What is needed - Return every record exactly as written.

-------- Record list

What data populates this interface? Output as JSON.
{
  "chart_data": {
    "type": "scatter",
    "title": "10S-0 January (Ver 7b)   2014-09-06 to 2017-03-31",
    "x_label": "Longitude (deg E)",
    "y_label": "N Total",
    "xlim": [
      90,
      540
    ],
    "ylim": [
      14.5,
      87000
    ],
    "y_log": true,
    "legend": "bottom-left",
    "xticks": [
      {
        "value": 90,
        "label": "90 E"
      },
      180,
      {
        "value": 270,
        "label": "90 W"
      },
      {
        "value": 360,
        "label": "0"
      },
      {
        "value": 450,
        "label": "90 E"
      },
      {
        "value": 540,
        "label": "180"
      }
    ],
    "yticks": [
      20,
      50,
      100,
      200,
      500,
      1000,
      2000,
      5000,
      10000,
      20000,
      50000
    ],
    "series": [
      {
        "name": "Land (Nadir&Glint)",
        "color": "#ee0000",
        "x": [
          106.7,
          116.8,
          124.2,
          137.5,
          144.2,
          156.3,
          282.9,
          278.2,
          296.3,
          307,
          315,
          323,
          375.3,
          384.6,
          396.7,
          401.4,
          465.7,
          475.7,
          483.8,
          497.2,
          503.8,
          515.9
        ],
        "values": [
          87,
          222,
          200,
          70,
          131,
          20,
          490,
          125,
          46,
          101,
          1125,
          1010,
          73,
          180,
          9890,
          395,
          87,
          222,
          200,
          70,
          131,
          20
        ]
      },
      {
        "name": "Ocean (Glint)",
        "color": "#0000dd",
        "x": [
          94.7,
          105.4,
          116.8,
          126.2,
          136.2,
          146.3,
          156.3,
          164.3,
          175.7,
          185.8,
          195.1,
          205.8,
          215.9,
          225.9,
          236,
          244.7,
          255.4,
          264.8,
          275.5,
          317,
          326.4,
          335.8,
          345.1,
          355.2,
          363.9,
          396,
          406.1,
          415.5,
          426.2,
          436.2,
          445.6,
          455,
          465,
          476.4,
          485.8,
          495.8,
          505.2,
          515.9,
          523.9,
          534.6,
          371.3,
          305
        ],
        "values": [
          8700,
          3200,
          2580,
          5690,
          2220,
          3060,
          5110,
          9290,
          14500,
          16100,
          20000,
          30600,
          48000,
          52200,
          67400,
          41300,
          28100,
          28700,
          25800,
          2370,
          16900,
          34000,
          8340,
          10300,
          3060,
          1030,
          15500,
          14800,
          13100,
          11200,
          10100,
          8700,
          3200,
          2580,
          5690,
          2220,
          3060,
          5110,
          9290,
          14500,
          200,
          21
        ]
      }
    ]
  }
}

----------------

Finished task -
What data populates this interface? Output as JSON.
{
  "chart_data": {
    "type": "scatter",
    "title": "10S-0 January (Ver 7b)   2014-09-06 to 2017-03-31",
    "x_label": "Longitude (deg E)",
    "y_label": "N Total",
    "xlim": [
      90,
      540
    ],
    "ylim": [
      14.5,
      87000
    ],
    "y_log": true,
    "legend": "bottom-left",
    "xticks": [
      {
        "value": 90,
        "label": "90 E"
      },
      180,
      {
        "value": 270,
        "label": "90 W"
      },
      {
        "value": 360,
        "label": "0"
      },
      {
        "value": 450,
        "label": "90 E"
      },
      {
        "value": 540,
        "label": "180"
      }
    ],
    "yticks": [
      20,
      50,
      100,
      200,
      500,
      1000,
      2000,
      5000,
      10000,
      20000,
      50000
    ],
    "series": [
      {
        "name": "Land (Nadir&Glint)",
        "color": "#ee0000",
        "x": [
          106.7,
          116.8,
          124.2,
          137.5,
          144.2,
          156.3,
          282.9,
          278.2,
          296.3,
          307,
          315,
          323,
          375.3,
          384.6,
          396.7,
          401.4,
          465.7,
          475.7,
          483.8,
          497.2,
          503.8,
          515.9
        ],
        "values": [
          87,
          222,
          200,
          70,
          131,
          20,
          490,
          125,
          46,
          101,
          1125,
          1010,
          73,
          180,
          9890,
          395,
          87,
          222,
          200,
          70,
          131,
          20
        ]
      },
      {
        "name": "Ocean (Glint)",
        "color": "#0000dd",
        "x": [
          94.7,
          105.4,
          116.8,
          126.2,
          136.2,
          146.3,
          156.3,
          164.3,
          175.7,
          185.8,
          195.1,
          205.8,
          215.9,
          225.9,
          236,
          244.7,
          255.4,
          264.8,
          275.5,
          317,
          326.4,
          335.8,
          345.1,
          355.2,
          363.9,
          396,
          406.1,
          415.5,
          426.2,
          436.2,
          445.6,
          455,
          465,
          476.4,
          485.8,
          495.8,
          505.2,
          515.9,
          523.9,
          534.6,
          371.3,
          305
        ],
        "values": [
          8700,
          3200,
          2580,
          5690,
          2220,
          3060,
          5110,
          9290,
          14500,
          16100,
          20000,
          30600,
          48000,
          52200,
          67400,
          41300,
          28100,
          28700,
          25800,
          2370,
          16900,
          34000,
          8340,
          10300,
          3060,
          1030,
          15500,
          14800,
          13100,
          11200,
          10100,
          8700,
          3200,
          2580,
          5690,
          2220,
          3060,
          5110,
          9290,
          14500,
          200,
          21
        ]
      }
    ]
  }
}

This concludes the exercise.